Testo fornito:
※
La strategia di Condoleezza Rice per la stabilizzazione del Libano spiegata da Maurizio Molinari, sulla STAMPA del 26 luglio 2006:

Condoleezza Rice varca questa mattina la soglia della Farnesina con l'obiettivo di raggiungere un'intesa alla Conferenza sul Libano sul testo di una Dichiarazione che ponga le basi per una pace «urgente e durevole» garantita dallo schieramento di una «forza di stabilizzazione internazionale» che consenta all'esercito di Beirut di disarmare gli Hezbollah, come previsto dalla risoluzione 1559 delle Nazioni Unite.
Arrivata ieri sera a Roma da Gerusalemme, il Segretario di Stato ha partecipato in prima persona agli ultimi negoziati notturni sulla bozza della Dichiarazione incontrando separatamente il Segretario dell'Onu, Kofi Annan, e il premier libanese, Fuad Siniora. Sapremo oggi se il forcing diplomatico è riuscito a suggellare l'intesa sui punti cardine della posizione americana che lo stesso presidente George W. Bush ha anticipato accogliendo alla Casa Bianca il premier iracheno Nuri Al-Maliki: «Condi è portatrice dei seguenti messaggi, sosteniamo il governo Siniora, abbiamo a cuore i civili, porteremo aiuti e vogliamo un cessate il fuoco sostenibile, non qualcosa di corta durata, vogliamo affrontare le cause della violenza e quindi la nostra missione è arrivare ad una pace durevole».
※
Consegna 1: Elenchi tutte le persone indicate per nome nell'articolo sulla Conferenza sul Libano.
Consegna 2: Citi alla lettera il passo dell'articolo sulla Conferenza sul Libano compreso tra «Condoleezza Rice varca» e «delle Nazioni Unite.», estremi inclusi.
Si basi esclusivamente sull'articolo sulla Conferenza sul Libano.
※
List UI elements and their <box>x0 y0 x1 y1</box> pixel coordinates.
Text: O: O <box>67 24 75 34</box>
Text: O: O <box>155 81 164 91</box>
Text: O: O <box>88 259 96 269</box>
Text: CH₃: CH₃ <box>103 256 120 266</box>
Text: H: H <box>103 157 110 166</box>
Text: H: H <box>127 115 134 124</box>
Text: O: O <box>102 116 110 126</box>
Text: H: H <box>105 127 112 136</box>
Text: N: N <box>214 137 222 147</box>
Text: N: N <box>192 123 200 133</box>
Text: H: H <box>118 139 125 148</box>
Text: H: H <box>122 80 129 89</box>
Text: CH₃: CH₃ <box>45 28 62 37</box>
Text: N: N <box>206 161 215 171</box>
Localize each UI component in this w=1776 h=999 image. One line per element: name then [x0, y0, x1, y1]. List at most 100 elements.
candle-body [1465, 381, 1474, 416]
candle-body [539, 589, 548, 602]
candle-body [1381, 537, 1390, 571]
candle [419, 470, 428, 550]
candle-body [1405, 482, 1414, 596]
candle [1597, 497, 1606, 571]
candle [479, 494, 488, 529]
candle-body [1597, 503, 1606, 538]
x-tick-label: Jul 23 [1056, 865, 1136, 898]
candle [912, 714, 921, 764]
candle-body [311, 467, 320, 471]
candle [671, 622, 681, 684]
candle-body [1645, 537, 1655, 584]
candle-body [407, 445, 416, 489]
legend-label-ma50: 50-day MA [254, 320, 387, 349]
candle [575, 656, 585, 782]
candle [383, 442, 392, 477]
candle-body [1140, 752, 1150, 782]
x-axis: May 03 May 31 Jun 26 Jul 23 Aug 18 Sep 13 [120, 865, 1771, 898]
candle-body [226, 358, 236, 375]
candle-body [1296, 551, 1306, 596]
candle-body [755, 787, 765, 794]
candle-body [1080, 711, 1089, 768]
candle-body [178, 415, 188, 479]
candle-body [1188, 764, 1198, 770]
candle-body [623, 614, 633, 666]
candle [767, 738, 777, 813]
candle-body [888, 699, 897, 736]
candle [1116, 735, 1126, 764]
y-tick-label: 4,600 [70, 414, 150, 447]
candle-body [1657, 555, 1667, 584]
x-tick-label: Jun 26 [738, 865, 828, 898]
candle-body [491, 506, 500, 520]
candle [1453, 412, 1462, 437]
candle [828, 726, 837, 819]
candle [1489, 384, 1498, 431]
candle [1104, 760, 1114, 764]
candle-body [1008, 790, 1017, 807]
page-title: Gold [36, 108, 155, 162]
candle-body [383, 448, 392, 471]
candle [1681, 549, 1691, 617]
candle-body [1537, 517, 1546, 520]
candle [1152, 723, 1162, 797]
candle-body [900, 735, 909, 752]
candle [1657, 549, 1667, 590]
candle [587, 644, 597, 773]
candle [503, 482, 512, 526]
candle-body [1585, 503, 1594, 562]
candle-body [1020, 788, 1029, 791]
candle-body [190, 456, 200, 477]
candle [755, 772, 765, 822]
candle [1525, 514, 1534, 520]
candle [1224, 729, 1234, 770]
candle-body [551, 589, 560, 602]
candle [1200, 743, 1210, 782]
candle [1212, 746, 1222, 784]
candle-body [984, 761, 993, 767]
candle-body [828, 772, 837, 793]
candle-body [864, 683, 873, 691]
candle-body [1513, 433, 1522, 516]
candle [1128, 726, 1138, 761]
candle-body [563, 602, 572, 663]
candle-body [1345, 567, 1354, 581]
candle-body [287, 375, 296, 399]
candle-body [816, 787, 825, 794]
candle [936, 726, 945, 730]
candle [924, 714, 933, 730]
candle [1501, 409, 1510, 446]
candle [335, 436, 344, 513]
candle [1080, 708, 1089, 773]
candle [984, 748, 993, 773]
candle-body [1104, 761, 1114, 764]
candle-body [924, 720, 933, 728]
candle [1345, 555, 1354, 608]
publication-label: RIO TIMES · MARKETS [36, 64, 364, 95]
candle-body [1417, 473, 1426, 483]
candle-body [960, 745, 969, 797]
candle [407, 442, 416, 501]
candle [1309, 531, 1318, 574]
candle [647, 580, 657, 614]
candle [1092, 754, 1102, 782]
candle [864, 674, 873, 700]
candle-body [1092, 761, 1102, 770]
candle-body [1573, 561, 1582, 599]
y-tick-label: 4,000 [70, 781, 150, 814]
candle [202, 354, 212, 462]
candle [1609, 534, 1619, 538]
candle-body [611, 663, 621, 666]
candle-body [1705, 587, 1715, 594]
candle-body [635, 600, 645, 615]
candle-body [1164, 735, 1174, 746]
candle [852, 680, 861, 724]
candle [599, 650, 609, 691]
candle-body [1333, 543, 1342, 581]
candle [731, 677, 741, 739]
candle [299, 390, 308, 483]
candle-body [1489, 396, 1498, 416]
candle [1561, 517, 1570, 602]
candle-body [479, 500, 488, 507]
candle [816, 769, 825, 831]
※
Risposta completa 1:
Condoleezza Rice
Maurizio Molinari
Kofi Annan
Fuad Siniora
George W. Bush
Nuri Al-Maliki

Risposta completa 2:
Condoleezza Rice varca questa mattina la soglia della Farnesina con l'obiettivo di raggiungere un'intesa alla Conferenza sul Libano sul testo di una Dichiarazione che ponga le basi per una pace «urgente e durevole» garantita dallo schieramento di una «forza di stabilizzazione internazionale» che consenta all'esercito di Beirut di disarmare gli Hezbollah, come previsto dalla risoluzione 1559 delle Nazioni Unite.